### The problem
Return the records exactly as they are.

### Material for this exercise
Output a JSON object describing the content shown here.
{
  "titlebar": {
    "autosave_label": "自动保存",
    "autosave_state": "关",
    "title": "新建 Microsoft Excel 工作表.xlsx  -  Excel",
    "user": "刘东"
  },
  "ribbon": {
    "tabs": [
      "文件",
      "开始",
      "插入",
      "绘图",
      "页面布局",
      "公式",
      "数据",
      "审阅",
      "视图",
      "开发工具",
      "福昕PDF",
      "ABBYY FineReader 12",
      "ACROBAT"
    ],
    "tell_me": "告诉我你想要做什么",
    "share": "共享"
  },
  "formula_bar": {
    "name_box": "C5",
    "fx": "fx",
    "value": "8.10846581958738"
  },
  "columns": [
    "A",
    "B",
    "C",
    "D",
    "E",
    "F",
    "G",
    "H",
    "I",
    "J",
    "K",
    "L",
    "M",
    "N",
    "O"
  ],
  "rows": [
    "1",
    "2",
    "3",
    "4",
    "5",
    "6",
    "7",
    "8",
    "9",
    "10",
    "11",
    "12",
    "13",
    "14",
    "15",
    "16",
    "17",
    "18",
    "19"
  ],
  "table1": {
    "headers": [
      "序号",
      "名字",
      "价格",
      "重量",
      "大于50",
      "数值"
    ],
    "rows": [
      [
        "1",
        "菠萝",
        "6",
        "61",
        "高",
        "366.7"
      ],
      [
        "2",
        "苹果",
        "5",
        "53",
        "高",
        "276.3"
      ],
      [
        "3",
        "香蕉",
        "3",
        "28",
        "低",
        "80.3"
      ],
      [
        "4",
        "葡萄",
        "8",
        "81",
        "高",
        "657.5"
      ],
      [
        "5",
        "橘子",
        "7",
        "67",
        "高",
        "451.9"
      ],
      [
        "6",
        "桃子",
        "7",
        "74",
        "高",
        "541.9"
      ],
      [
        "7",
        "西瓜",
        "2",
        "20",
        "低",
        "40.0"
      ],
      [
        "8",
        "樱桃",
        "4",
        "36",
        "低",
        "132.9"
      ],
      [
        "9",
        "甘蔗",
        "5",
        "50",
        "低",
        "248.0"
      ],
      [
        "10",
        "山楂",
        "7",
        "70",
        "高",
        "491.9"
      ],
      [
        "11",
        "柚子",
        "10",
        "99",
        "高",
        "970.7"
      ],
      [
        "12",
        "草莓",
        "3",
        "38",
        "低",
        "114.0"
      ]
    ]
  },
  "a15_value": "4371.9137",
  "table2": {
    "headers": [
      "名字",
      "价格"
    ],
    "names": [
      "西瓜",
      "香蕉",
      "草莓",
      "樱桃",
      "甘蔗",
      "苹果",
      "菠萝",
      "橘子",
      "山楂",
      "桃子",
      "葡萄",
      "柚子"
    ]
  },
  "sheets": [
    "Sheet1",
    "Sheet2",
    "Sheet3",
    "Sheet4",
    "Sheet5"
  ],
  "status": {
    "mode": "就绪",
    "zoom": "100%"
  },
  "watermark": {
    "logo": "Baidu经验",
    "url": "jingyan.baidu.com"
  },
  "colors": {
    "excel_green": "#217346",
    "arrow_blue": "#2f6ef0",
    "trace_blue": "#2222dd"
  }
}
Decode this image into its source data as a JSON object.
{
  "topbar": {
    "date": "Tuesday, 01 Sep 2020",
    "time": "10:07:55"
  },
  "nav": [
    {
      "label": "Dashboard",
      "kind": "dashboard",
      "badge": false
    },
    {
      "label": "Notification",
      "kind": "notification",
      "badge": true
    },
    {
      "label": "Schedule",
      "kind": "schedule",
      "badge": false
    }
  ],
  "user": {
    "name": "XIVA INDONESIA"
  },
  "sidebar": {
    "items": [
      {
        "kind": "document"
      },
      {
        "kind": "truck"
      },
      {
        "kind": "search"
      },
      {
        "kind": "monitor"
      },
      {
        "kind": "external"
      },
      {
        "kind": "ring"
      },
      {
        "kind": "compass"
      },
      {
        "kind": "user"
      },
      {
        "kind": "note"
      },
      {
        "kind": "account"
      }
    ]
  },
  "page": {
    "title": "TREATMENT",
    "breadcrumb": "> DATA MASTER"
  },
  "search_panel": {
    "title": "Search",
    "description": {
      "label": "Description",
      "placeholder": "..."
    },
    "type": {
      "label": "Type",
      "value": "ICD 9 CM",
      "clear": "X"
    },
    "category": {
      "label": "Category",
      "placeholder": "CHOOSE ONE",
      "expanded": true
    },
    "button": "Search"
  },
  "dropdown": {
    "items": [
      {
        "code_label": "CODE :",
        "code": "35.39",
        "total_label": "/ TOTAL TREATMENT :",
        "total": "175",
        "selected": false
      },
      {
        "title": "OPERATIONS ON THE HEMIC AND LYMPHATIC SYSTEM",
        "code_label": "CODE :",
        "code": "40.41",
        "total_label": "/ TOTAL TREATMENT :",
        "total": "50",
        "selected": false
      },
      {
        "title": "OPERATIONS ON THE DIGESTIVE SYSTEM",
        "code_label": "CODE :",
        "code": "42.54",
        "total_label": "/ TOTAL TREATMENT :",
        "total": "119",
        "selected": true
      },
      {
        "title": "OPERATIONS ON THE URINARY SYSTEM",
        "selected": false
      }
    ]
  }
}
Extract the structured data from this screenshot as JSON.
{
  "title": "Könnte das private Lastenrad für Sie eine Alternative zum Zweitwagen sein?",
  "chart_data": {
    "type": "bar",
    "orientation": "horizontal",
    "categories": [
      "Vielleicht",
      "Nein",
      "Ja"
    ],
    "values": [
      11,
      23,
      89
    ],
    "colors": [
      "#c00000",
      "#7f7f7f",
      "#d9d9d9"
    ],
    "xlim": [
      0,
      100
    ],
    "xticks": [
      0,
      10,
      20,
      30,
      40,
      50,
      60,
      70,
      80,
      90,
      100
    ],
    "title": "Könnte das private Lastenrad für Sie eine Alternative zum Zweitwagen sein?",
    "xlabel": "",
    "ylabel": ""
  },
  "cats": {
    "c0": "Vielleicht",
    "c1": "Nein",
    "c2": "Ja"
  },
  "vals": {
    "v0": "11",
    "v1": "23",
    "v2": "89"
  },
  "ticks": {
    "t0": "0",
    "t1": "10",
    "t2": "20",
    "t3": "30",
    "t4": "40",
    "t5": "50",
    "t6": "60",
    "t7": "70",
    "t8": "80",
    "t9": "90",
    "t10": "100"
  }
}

### Result of this exercise
Output a JSON object describing the content shown here.
{
  "titlebar": {
    "autosave_label": "自动保存",
    "autosave_state": "关",
    "title": "新建 Microsoft Excel 工作表.xlsx  -  Excel",
    "user": "刘东"
  },
  "ribbon": {
    "tabs": [
      "文件",
      "开始",
      "插入",
      "绘图",
      "页面布局",
      "公式",
      "数据",
      "审阅",
      "视图",
      "开发工具",
      "福昕PDF",
      "ABBYY FineReader 12",
      "ACROBAT"
    ],
    "tell_me": "告诉我你想要做什么",
    "share": "共享"
  },
  "formula_bar": {
    "name_box": "C5",
    "fx": "fx",
    "value": "8.10846581958738"
  },
  "columns": [
    "A",
    "B",
    "C",
    "D",
    "E",
    "F",
    "G",
    "H",
    "I",
    "J",
    "K",
    "L",
    "M",
    "N",
    "O"
  ],
  "rows": [
    "1",
    "2",
    "3",
    "4",
    "5",
    "6",
    "7",
    "8",
    "9",
    "10",
    "11",
    "12",
    "13",
    "14",
    "15",
    "16",
    "17",
    "18",
    "19"
  ],
  "table1": {
    "headers": [
      "序号",
      "名字",
      "价格",
      "重量",
      "大于50",
      "数值"
    ],
    "rows": [
      [
        "1",
        "菠萝",
        "6",
        "61",
        "高",
        "366.7"
      ],
      [
        "2",
        "苹果",
        "5",
        "53",
        "高",
        "276.3"
      ],
      [
        "3",
        "香蕉",
        "3",
        "28",
        "低",
        "80.3"
      ],
      [
        "4",
        "葡萄",
        "8",
        "81",
        "高",
        "657.5"
      ],
      [
        "5",
        "橘子",
        "7",
        "67",
        "高",
        "451.9"
      ],
      [
        "6",
        "桃子",
        "7",
        "74",
        "高",
        "541.9"
      ],
      [
        "7",
        "西瓜",
        "2",
        "20",
        "低",
        "40.0"
      ],
      [
        "8",
        "樱桃",
        "4",
        "36",
        "低",
        "132.9"
      ],
      [
        "9",
        "甘蔗",
        "5",
        "50",
        "低",
        "248.0"
      ],
      [
        "10",
        "山楂",
        "7",
        "70",
        "高",
        "491.9"
      ],
      [
        "11",
        "柚子",
        "10",
        "99",
        "高",
        "970.7"
      ],
      [
        "12",
        "草莓",
        "3",
        "38",
        "低",
        "114.0"
      ]
    ]
  },
  "a15_value": "4371.9137",
  "table2": {
    "headers": [
      "名字",
      "价格"
    ],
    "names": [
      "西瓜",
      "香蕉",
      "草莓",
      "樱桃",
      "甘蔗",
      "苹果",
      "菠萝",
      "橘子",
      "山楂",
      "桃子",
      "葡萄",
      "柚子"
    ]
  },
  "sheets": [
    "Sheet1",
    "Sheet2",
    "Sheet3",
    "Sheet4",
    "Sheet5"
  ],
  "status": {
    "mode": "就绪",
    "zoom": "100%"
  },
  "watermark": {
    "logo": "Baidu经验",
    "url": "jingyan.baidu.com"
  },
  "colors": {
    "excel_green": "#217346",
    "arrow_blue": "#2f6ef0",
    "trace_blue": "#2222dd"
  }
}
Decode this image into its source data as a JSON object.
{
  "topbar": {
    "date": "Tuesday, 01 Sep 2020",
    "time": "10:07:55"
  },
  "nav": [
    {
      "label": "Dashboard",
      "kind": "dashboard",
      "badge": false
    },
    {
      "label": "Notification",
      "kind": "notification",
      "badge": true
    },
    {
      "label": "Schedule",
      "kind": "schedule",
      "badge": false
    }
  ],
  "user": {
    "name": "XIVA INDONESIA"
  },
  "sidebar": {
    "items": [
      {
        "kind": "document"
      },
      {
        "kind": "truck"
      },
      {
        "kind": "search"
      },
      {
        "kind": "monitor"
      },
      {
        "kind": "external"
      },
      {
        "kind": "ring"
      },
      {
        "kind": "compass"
      },
      {
        "kind": "user"
      },
      {
        "kind": "note"
      },
      {
        "kind": "account"
      }
    ]
  },
  "page": {
    "title": "TREATMENT",
    "breadcrumb": "> DATA MASTER"
  },
  "search_panel": {
    "title": "Search",
    "description": {
      "label": "Description",
      "placeholder": "..."
    },
    "type": {
      "label": "Type",
      "value": "ICD 9 CM",
      "clear": "X"
    },
    "category": {
      "label": "Category",
      "placeholder": "CHOOSE ONE",
      "expanded": true
    },
    "button": "Search"
  },
  "dropdown": {
    "items": [
      {
        "code_label": "CODE :",
        "code": "35.39",
        "total_label": "/ TOTAL TREATMENT :",
        "total": "175",
        "selected": false
      },
      {
        "title": "OPERATIONS ON THE HEMIC AND LYMPHATIC SYSTEM",
        "code_label": "CODE :",
        "code": "40.41",
        "total_label": "/ TOTAL TREATMENT :",
        "total": "50",
        "selected": false
      },
      {
        "title": "OPERATIONS ON THE DIGESTIVE SYSTEM",
        "code_label": "CODE :",
        "code": "42.54",
        "total_label": "/ TOTAL TREATMENT :",
        "total": "119",
        "selected": true
      },
      {
        "title": "OPERATIONS ON THE URINARY SYSTEM",
        "selected": false
      }
    ]
  }
}
Extract the structured data from this screenshot as JSON.
{
  "title": "Könnte das private Lastenrad für Sie eine Alternative zum Zweitwagen sein?",
  "chart_data": {
    "type": "bar",
    "orientation": "horizontal",
    "categories": [
      "Vielleicht",
      "Nein",
      "Ja"
    ],
    "values": [
      11,
      23,
      89
    ],
    "colors": [
      "#c00000",
      "#7f7f7f",
      "#d9d9d9"
    ],
    "xlim": [
      0,
      100
    ],
    "xticks": [
      0,
      10,
      20,
      30,
      40,
      50,
      60,
      70,
      80,
      90,
      100
    ],
    "title": "Könnte das private Lastenrad für Sie eine Alternative zum Zweitwagen sein?",
    "xlabel": "",
    "ylabel": ""
  },
  "cats": {
    "c0": "Vielleicht",
    "c1": "Nein",
    "c2": "Ja"
  },
  "vals": {
    "v0": "11",
    "v1": "23",
    "v2": "89"
  },
  "ticks": {
    "t0": "0",
    "t1": "10",
    "t2": "20",
    "t3": "30",
    "t4": "40",
    "t5": "50",
    "t6": "60",
    "t7": "70",
    "t8": "80",
    "t9": "90",
    "t10": "100"
  }
}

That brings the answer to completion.